> _What is being asked_
Below are some records. Pull every line that contains the word "title".

--- start Excerpted data ---

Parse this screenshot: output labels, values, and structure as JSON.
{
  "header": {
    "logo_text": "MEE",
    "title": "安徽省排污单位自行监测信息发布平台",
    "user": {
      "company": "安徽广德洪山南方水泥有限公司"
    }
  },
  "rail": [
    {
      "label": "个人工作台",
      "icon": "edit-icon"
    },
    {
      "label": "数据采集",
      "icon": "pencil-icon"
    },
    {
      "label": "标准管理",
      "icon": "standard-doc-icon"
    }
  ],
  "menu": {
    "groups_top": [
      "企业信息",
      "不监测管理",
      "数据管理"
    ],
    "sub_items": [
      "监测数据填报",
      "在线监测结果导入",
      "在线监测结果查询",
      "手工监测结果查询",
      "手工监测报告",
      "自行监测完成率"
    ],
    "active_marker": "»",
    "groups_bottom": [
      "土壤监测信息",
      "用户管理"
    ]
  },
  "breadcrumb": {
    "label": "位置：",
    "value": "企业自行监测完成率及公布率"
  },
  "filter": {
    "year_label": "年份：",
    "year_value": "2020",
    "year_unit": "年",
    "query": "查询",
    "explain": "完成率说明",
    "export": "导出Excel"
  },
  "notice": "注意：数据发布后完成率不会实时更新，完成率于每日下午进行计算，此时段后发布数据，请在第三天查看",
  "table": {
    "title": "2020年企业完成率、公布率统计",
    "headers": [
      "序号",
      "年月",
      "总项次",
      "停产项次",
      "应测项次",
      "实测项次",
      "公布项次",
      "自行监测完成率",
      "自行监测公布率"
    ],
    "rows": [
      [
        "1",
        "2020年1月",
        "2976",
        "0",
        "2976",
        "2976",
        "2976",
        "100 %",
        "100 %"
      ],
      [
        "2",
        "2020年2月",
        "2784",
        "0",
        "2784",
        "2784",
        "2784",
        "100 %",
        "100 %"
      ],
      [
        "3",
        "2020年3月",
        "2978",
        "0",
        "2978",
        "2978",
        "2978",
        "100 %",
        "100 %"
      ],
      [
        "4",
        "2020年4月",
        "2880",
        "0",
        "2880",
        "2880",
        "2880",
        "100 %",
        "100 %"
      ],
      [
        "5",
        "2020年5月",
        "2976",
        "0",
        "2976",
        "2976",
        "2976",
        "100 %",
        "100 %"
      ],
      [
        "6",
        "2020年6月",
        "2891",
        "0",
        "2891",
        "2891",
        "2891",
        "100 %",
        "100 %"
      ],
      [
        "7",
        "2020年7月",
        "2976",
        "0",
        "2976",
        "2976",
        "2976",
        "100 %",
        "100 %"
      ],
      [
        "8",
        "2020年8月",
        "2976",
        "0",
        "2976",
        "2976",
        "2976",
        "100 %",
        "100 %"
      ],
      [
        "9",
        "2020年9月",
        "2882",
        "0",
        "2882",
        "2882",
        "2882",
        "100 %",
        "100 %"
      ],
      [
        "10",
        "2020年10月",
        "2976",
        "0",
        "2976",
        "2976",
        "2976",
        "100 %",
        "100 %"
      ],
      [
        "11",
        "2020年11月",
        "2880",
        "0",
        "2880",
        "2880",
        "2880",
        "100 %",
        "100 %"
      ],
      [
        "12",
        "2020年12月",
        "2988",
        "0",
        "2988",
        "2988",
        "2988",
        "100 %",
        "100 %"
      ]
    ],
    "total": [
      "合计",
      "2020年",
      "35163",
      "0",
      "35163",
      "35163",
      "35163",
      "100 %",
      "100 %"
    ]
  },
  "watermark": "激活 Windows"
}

--- end Excerpted data ---
--- start Excerpted data ---

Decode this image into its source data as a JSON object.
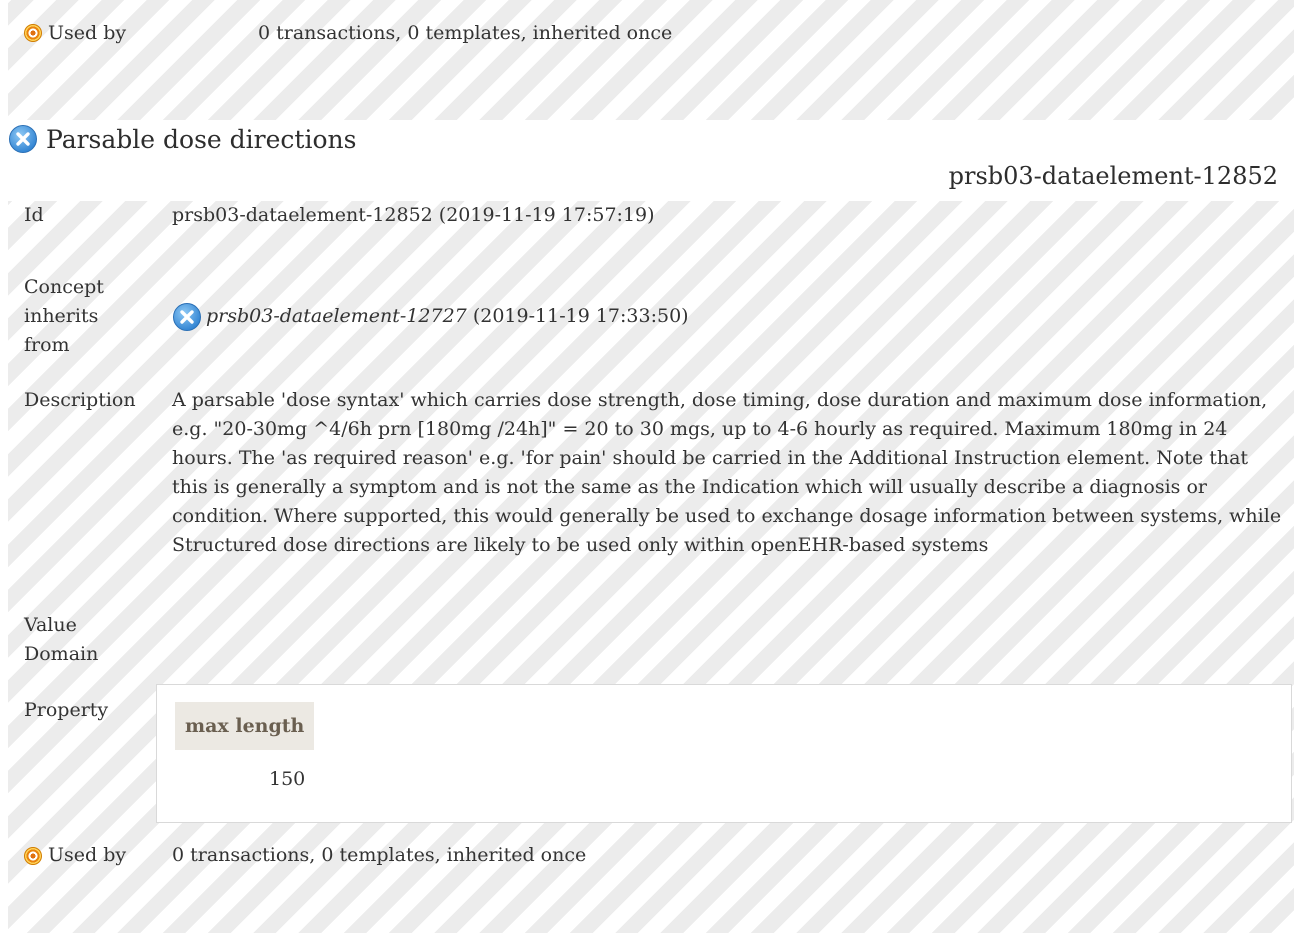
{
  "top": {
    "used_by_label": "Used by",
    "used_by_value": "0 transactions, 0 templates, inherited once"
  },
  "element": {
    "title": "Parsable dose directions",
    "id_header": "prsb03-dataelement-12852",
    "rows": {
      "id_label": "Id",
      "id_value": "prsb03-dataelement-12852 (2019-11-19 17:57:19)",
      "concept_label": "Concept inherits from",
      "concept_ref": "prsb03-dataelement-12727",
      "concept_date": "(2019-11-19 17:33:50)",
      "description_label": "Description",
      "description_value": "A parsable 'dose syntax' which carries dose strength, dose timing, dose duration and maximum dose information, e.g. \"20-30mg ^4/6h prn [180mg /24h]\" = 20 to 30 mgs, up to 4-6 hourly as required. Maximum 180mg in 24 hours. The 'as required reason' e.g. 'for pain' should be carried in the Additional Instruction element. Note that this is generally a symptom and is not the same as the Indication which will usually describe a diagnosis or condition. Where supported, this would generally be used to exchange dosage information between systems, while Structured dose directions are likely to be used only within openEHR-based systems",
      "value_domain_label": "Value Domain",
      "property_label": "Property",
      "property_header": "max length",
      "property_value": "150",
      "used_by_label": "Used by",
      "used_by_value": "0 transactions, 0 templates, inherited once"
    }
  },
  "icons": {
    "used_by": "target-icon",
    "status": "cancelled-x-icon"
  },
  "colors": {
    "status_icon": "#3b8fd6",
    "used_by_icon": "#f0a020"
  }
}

--- end Excerpted data ---

> _Result_
    "title": "安徽省排污单位自行监测信息发布平台",
    "title": "2020年企业完成率、公布率统计",
    "title": "Parsable dose directions",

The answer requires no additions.